* BEGIN Exercise inputs *
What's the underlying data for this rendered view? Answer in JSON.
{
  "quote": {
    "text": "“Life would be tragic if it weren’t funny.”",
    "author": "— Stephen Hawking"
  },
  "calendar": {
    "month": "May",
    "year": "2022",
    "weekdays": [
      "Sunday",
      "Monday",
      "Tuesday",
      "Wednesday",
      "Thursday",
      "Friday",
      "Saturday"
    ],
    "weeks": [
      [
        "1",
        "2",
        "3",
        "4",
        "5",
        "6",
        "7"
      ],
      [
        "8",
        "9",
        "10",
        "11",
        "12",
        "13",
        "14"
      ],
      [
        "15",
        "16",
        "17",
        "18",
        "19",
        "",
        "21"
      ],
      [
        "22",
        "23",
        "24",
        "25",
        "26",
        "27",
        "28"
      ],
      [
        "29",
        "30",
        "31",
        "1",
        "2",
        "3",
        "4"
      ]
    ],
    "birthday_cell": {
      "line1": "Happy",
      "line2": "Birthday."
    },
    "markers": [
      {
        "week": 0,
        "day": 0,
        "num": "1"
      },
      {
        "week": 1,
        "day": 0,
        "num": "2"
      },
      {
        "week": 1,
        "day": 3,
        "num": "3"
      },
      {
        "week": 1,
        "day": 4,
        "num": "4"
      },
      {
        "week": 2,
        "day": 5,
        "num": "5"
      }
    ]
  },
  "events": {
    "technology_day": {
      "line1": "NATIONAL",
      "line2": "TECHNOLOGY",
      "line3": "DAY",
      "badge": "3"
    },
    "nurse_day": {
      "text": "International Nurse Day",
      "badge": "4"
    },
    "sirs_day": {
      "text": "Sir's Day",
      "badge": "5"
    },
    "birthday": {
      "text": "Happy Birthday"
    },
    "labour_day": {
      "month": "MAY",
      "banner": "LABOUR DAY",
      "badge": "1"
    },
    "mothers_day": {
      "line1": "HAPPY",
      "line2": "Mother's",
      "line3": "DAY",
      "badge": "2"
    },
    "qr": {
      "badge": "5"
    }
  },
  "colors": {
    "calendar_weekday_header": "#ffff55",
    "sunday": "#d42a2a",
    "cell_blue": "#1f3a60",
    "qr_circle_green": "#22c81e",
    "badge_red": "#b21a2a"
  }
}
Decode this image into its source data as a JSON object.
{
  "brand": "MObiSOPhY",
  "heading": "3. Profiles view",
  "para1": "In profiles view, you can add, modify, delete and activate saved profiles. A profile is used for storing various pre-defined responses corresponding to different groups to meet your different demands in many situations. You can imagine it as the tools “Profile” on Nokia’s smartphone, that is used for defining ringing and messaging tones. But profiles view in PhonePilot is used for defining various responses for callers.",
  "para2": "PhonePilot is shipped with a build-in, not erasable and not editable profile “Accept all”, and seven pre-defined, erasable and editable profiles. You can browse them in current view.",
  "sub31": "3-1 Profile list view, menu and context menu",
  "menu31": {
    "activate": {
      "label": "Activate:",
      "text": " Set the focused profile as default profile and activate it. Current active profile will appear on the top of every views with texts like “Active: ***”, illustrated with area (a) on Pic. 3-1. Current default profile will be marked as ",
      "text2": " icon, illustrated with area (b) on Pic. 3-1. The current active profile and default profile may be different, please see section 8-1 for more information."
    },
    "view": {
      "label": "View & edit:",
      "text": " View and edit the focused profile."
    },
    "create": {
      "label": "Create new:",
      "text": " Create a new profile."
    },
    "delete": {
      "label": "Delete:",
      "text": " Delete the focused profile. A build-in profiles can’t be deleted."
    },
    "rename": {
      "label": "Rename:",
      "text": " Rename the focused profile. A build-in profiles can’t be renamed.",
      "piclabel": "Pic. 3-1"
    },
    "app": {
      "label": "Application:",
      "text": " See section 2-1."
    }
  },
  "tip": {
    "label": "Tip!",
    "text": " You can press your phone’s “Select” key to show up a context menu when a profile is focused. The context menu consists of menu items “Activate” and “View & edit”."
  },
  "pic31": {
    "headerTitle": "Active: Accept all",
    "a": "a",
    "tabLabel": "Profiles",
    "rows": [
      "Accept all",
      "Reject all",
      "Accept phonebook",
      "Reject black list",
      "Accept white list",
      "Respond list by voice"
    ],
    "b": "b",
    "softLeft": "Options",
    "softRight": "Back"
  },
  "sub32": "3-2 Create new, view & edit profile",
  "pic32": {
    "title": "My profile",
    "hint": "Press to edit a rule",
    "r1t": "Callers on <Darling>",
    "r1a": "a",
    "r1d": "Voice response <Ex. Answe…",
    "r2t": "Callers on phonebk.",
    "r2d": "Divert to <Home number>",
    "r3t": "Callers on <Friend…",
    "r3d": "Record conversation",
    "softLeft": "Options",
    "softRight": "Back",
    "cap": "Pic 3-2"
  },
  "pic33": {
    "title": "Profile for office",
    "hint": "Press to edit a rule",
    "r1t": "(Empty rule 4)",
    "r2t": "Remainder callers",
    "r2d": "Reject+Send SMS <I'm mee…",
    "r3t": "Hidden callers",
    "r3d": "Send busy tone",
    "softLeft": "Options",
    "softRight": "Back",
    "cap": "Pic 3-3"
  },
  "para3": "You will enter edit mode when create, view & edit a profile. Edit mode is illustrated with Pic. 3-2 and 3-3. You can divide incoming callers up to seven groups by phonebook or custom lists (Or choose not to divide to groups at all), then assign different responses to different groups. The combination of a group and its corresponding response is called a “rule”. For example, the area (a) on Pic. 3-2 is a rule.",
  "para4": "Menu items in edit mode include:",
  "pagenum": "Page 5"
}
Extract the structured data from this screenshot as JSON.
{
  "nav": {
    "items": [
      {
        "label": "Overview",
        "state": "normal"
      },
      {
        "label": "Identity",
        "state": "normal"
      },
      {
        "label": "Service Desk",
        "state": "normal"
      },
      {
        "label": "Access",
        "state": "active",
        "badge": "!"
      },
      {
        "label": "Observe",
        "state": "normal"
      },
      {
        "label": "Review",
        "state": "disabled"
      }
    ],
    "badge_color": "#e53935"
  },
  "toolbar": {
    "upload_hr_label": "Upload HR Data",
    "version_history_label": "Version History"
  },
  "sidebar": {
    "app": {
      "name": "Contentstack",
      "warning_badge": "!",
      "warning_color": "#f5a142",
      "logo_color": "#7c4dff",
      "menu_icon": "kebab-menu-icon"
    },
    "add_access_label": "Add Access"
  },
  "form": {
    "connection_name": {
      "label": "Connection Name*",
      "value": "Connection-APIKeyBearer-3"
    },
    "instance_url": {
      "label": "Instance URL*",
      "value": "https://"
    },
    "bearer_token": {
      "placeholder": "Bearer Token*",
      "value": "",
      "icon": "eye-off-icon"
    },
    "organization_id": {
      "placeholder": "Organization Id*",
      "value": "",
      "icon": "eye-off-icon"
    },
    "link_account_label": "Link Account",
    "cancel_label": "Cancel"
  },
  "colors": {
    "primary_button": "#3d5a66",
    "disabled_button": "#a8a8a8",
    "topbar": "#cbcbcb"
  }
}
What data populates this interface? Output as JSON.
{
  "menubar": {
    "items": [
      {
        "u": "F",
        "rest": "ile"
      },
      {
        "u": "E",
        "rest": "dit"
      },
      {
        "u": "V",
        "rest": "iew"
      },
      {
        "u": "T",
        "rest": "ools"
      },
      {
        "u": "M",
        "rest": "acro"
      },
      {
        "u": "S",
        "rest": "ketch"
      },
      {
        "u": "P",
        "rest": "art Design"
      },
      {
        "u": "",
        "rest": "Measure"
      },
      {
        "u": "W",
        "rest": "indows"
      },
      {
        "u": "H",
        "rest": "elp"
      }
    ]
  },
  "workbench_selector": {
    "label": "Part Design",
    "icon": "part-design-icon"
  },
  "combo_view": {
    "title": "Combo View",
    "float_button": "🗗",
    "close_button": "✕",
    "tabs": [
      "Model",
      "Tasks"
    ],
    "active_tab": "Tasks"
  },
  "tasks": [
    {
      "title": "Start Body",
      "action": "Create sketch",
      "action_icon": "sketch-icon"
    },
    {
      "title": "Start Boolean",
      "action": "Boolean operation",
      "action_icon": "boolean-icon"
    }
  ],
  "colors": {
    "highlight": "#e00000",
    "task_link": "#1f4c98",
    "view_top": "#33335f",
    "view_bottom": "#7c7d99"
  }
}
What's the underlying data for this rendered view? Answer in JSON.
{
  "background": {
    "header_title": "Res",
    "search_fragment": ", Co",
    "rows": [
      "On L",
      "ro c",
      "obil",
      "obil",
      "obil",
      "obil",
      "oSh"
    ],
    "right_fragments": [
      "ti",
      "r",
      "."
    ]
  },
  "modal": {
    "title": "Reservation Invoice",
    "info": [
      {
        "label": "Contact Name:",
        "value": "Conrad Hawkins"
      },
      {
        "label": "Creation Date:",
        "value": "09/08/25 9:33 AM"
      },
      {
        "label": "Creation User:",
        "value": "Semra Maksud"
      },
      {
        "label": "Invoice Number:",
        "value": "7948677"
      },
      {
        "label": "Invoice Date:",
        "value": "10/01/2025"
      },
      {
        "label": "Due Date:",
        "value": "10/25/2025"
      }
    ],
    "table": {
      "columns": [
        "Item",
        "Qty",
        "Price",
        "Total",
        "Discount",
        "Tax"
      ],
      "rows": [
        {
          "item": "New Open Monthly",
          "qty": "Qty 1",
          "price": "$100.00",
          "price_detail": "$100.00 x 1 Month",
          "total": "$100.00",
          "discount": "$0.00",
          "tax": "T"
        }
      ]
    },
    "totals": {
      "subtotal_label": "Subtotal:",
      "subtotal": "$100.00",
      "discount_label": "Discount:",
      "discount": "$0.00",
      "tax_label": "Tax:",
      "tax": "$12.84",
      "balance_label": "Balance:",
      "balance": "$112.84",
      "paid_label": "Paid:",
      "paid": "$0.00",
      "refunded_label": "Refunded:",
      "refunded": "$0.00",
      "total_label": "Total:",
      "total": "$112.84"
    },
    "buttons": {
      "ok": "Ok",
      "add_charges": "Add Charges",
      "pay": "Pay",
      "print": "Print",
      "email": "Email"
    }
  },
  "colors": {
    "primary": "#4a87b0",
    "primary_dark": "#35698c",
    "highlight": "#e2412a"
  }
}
* END Exercise inputs *
### Work instructions
Extract, from the material above, each line holding the word "rest".

### Reply to the task
        "rest": "ile"
        "rest": "dit"
        "rest": "iew"
        "rest": "ools"
        "rest": "acro"
        "rest": "ketch"
        "rest": "art Design"
        "rest": "Measure"
        "rest": "indows"
        "rest": "elp"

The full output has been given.